━━━ Entries supplied ━━━

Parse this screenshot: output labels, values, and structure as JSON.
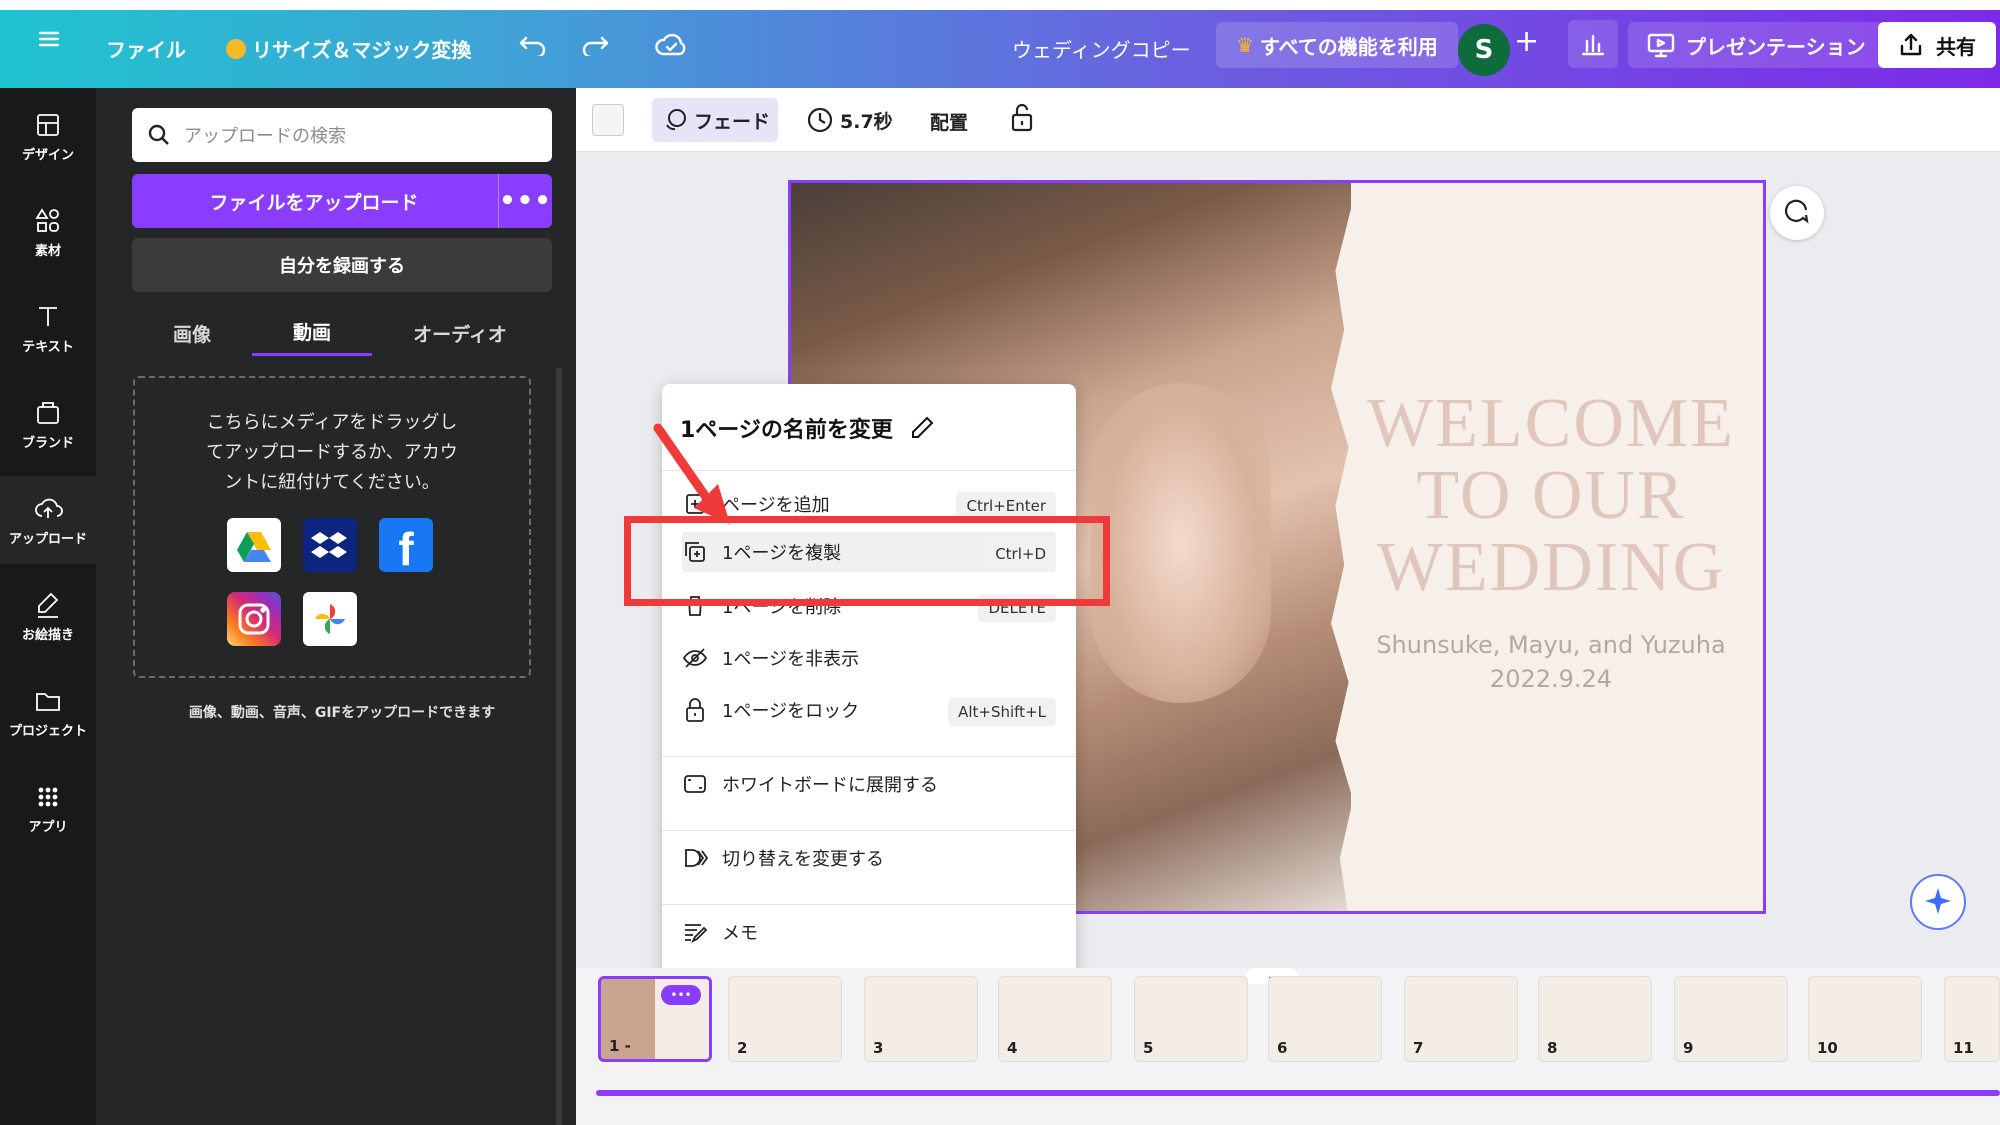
{
  "header": {
    "file": "ファイル",
    "resize": "リサイズ＆マジック変換",
    "doc_title": "ウェディングコピー",
    "pro": "すべての機能を利用",
    "avatar": "S",
    "present": "プレゼンテーション",
    "share": "共有"
  },
  "rail": {
    "items": [
      {
        "label": "デザイン"
      },
      {
        "label": "素材"
      },
      {
        "label": "テキスト"
      },
      {
        "label": "ブランド"
      },
      {
        "label": "アップロード"
      },
      {
        "label": "お絵描き"
      },
      {
        "label": "プロジェクト"
      },
      {
        "label": "アプリ"
      }
    ]
  },
  "panel": {
    "search_placeholder": "アップロードの検索",
    "upload_button": "ファイルをアップロード",
    "record_button": "自分を録画する",
    "tabs": [
      "画像",
      "動画",
      "オーディオ"
    ],
    "drop_text": [
      "こちらにメディアをドラッグし",
      "てアップロードするか、アカウ",
      "ントに紐付けてください。"
    ],
    "footer": "画像、動画、音声、GIFをアップロードできます"
  },
  "toolbar": {
    "fade": "フェード",
    "duration": "5.7秒",
    "arrange": "配置"
  },
  "slide": {
    "title_lines": [
      "WELCOME",
      "TO OUR",
      "WEDDING"
    ],
    "names": "Shunsuke, Mayu, and Yuzuha",
    "date": "2022.9.24"
  },
  "menu": {
    "title": "1ページの名前を変更",
    "items": [
      {
        "label": "ページを追加",
        "shortcut": "Ctrl+Enter"
      },
      {
        "label": "1ページを複製",
        "shortcut": "Ctrl+D"
      },
      {
        "label": "1ページを削除",
        "shortcut": "DELETE"
      },
      {
        "label": "1ページを非表示",
        "shortcut": ""
      },
      {
        "label": "1ページをロック",
        "shortcut": "Alt+Shift+L"
      },
      {
        "label": "ホワイトボードに展開する",
        "shortcut": ""
      },
      {
        "label": "切り替えを変更する",
        "shortcut": ""
      },
      {
        "label": "メモ",
        "shortcut": ""
      }
    ]
  },
  "thumbnails": [
    "1 -",
    "2",
    "3",
    "4",
    "5",
    "6",
    "7",
    "8",
    "9",
    "10",
    "11"
  ],
  "colors": {
    "accent": "#8b3dff",
    "highlight": "#f03a3a"
  }
}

━━━

Exactly how many lines in the data above contain the word "Ctrl"? Respond with the number and nothing more.

2